##### RECORDS FOR THIS TASK

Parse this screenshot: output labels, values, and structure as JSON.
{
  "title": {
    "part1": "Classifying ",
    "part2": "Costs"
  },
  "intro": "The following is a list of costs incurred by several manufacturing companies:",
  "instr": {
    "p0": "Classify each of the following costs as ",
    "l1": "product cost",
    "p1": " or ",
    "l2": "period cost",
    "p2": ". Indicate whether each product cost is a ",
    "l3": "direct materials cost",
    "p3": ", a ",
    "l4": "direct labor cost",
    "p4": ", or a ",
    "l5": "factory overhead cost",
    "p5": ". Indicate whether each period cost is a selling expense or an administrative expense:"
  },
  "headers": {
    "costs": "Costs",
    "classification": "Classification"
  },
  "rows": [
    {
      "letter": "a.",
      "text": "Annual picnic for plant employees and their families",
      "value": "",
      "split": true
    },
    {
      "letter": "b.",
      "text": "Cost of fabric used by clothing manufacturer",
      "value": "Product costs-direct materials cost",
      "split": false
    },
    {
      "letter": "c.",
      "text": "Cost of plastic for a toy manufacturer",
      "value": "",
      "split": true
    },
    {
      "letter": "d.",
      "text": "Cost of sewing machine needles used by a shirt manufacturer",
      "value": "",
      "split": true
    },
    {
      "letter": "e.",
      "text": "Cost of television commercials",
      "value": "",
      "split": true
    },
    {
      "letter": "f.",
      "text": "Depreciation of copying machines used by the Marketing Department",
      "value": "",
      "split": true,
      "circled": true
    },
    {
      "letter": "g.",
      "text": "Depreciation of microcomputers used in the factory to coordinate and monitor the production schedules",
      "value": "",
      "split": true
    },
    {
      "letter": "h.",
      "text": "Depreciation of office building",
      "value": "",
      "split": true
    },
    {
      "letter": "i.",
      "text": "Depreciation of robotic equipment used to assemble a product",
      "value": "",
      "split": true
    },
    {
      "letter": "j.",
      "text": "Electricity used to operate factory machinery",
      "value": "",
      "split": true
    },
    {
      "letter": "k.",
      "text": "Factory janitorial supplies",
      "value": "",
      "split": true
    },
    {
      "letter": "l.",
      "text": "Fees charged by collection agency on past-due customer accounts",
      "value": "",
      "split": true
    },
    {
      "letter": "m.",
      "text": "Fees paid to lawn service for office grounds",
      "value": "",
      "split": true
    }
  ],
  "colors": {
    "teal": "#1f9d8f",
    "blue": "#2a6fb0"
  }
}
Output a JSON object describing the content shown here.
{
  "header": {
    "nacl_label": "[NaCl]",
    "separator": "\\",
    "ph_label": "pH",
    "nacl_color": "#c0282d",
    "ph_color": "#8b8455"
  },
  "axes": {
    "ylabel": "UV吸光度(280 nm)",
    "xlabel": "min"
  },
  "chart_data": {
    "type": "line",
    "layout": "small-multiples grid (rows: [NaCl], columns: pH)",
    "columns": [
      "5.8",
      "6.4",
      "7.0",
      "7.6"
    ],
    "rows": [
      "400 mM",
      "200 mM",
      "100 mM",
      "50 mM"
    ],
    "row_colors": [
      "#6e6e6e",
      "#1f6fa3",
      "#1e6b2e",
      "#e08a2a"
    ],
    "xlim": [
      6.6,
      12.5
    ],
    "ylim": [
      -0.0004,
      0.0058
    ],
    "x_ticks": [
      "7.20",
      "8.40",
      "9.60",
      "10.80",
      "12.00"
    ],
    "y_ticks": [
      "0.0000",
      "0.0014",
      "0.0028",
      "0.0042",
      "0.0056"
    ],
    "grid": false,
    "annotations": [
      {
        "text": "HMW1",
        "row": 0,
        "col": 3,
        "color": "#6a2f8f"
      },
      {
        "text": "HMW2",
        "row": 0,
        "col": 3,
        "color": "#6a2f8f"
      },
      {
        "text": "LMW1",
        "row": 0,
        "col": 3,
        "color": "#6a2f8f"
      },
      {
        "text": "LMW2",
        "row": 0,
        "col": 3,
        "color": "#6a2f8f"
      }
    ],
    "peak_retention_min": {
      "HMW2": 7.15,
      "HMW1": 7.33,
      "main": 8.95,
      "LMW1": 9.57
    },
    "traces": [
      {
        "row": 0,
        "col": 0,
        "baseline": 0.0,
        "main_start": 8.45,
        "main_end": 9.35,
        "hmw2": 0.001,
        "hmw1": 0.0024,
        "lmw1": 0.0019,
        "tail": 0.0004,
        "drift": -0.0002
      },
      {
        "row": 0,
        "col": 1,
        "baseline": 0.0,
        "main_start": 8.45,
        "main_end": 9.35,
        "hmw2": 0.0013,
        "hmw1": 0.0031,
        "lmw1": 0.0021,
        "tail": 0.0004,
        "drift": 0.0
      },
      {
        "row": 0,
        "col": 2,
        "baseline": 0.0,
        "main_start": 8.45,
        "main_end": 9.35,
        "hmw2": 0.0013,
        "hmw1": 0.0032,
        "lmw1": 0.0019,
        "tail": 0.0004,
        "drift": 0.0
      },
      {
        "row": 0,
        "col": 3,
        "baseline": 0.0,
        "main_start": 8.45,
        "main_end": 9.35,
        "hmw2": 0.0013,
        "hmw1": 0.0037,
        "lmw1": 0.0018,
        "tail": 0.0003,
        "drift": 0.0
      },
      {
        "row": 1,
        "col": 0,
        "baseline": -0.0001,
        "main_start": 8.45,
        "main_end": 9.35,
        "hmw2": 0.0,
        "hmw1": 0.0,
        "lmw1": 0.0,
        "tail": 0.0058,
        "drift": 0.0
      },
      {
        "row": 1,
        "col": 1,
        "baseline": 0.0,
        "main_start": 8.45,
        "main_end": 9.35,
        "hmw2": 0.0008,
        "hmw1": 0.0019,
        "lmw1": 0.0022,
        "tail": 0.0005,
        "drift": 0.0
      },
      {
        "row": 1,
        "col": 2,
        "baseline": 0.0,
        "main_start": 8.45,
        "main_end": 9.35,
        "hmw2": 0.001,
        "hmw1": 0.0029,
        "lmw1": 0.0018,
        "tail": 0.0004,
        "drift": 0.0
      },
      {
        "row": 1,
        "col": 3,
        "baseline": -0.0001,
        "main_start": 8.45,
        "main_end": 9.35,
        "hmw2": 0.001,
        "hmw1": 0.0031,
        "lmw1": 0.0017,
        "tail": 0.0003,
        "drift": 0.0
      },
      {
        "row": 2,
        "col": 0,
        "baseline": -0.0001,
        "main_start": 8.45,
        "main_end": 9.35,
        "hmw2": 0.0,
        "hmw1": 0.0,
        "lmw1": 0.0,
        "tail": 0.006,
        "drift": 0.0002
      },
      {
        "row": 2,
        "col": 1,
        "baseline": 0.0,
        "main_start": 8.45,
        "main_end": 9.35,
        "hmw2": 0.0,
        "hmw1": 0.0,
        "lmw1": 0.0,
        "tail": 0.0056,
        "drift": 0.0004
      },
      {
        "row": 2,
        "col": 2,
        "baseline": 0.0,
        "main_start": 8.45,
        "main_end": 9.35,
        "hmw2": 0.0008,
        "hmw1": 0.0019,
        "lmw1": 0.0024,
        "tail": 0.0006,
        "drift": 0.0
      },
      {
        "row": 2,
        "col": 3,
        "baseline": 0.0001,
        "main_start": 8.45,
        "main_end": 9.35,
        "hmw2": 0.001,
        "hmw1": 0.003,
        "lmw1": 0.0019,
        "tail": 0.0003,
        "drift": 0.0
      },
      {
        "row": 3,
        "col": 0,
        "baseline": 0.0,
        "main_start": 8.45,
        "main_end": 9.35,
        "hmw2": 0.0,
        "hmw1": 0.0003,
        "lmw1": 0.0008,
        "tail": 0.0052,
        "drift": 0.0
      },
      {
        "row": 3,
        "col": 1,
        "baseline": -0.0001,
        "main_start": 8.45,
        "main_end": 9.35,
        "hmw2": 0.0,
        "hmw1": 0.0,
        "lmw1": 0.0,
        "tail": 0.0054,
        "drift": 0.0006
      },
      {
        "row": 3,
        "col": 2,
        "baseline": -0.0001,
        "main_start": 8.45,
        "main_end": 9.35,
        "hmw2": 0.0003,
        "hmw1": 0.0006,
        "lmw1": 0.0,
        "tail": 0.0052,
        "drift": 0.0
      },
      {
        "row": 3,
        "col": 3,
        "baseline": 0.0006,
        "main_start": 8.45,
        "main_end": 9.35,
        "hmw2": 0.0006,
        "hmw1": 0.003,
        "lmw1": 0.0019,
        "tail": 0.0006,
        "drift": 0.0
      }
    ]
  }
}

##########

» TASK GOAL: Determine how many lines of this listing contain "direct", and give only the number.

» REPLY: 3